* [Task prompt]:
All of the lines below are to be printed again exactly; images are excluded from the output.

* [Data for this task]:
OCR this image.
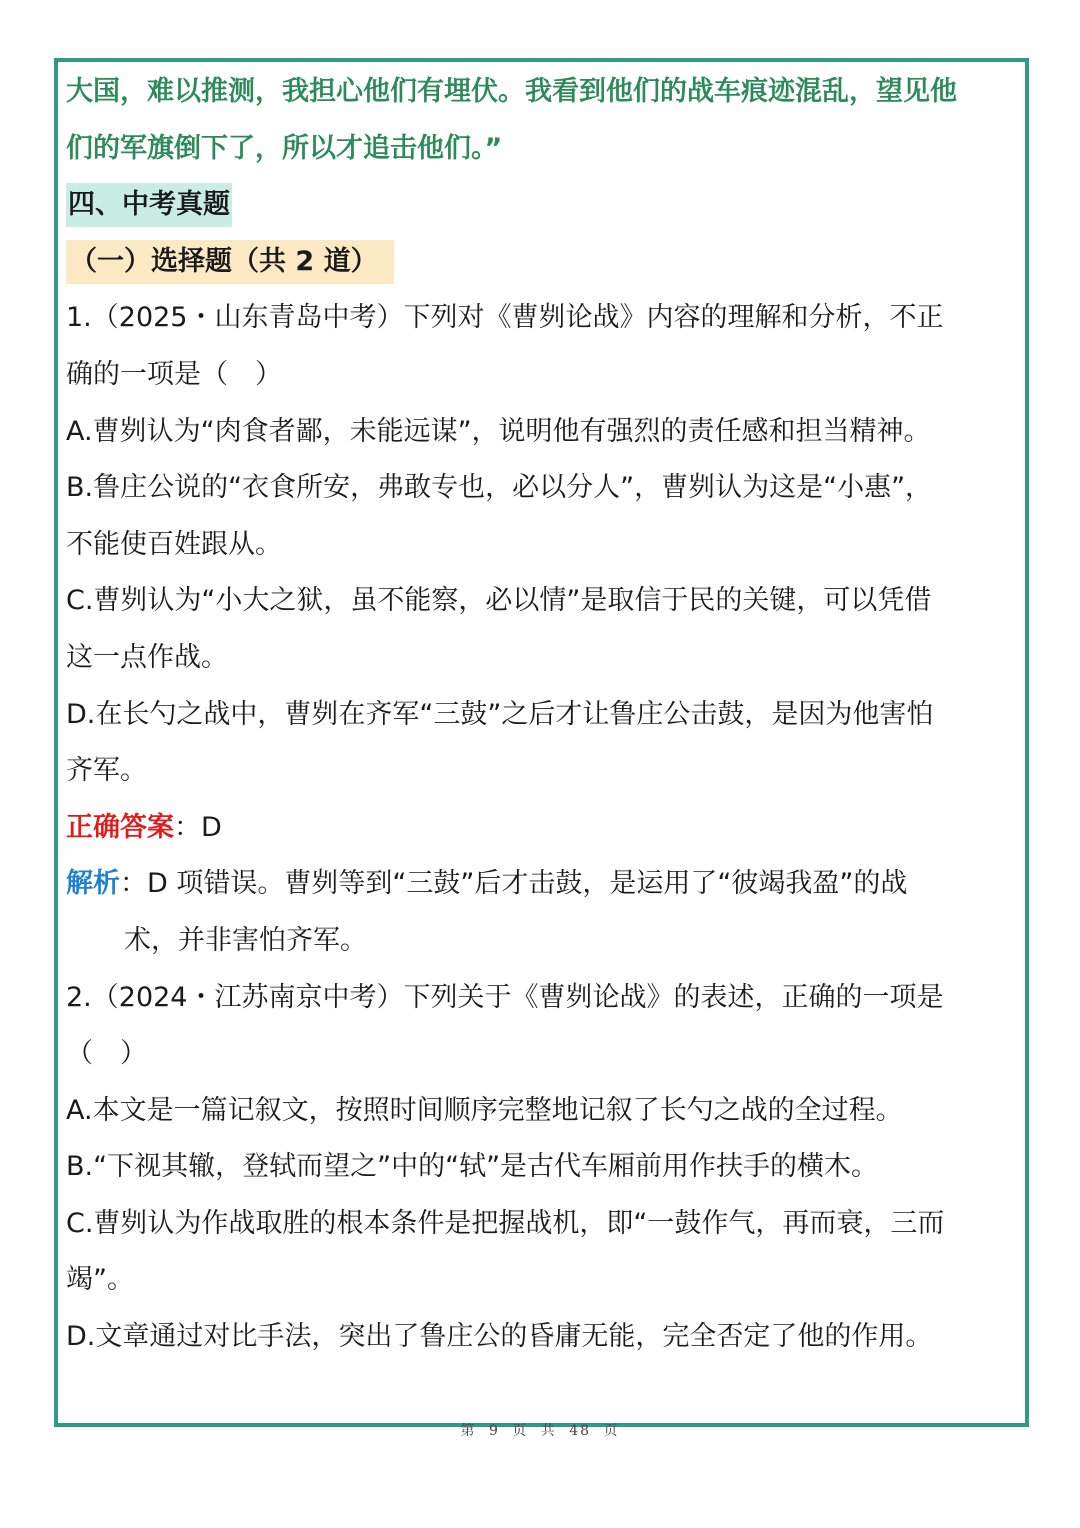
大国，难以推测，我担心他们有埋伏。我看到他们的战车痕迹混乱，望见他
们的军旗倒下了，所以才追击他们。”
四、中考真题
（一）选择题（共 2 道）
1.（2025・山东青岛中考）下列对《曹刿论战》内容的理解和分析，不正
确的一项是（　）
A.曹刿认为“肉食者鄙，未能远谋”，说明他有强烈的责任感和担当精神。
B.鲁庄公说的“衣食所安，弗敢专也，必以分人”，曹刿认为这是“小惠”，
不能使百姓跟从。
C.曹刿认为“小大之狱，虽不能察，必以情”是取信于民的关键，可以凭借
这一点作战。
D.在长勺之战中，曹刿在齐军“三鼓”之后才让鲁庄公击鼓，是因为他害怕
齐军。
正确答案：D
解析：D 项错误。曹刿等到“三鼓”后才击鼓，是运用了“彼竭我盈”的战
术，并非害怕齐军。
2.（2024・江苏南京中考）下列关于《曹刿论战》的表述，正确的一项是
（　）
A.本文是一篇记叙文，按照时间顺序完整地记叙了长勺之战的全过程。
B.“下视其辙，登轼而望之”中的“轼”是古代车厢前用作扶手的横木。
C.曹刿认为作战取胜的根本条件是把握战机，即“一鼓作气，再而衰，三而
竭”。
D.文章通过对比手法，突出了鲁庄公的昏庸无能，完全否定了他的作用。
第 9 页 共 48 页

* [Correct result]:
OCR this image.
大国，难以推测，我担心他们有埋伏。我看到他们的战车痕迹混乱，望见他
们的军旗倒下了，所以才追击他们。”
四、中考真题
（一）选择题（共 2 道）
1.（2025・山东青岛中考）下列对《曹刿论战》内容的理解和分析，不正
确的一项是（　）
A.曹刿认为“肉食者鄙，未能远谋”，说明他有强烈的责任感和担当精神。
B.鲁庄公说的“衣食所安，弗敢专也，必以分人”，曹刿认为这是“小惠”，
不能使百姓跟从。
C.曹刿认为“小大之狱，虽不能察，必以情”是取信于民的关键，可以凭借
这一点作战。
D.在长勺之战中，曹刿在齐军“三鼓”之后才让鲁庄公击鼓，是因为他害怕
齐军。
正确答案：D
解析：D 项错误。曹刿等到“三鼓”后才击鼓，是运用了“彼竭我盈”的战
术，并非害怕齐军。
2.（2024・江苏南京中考）下列关于《曹刿论战》的表述，正确的一项是
（　）
A.本文是一篇记叙文，按照时间顺序完整地记叙了长勺之战的全过程。
B.“下视其辙，登轼而望之”中的“轼”是古代车厢前用作扶手的横木。
C.曹刿认为作战取胜的根本条件是把握战机，即“一鼓作气，再而衰，三而
竭”。
D.文章通过对比手法，突出了鲁庄公的昏庸无能，完全否定了他的作用。
第 9 页 共 48 页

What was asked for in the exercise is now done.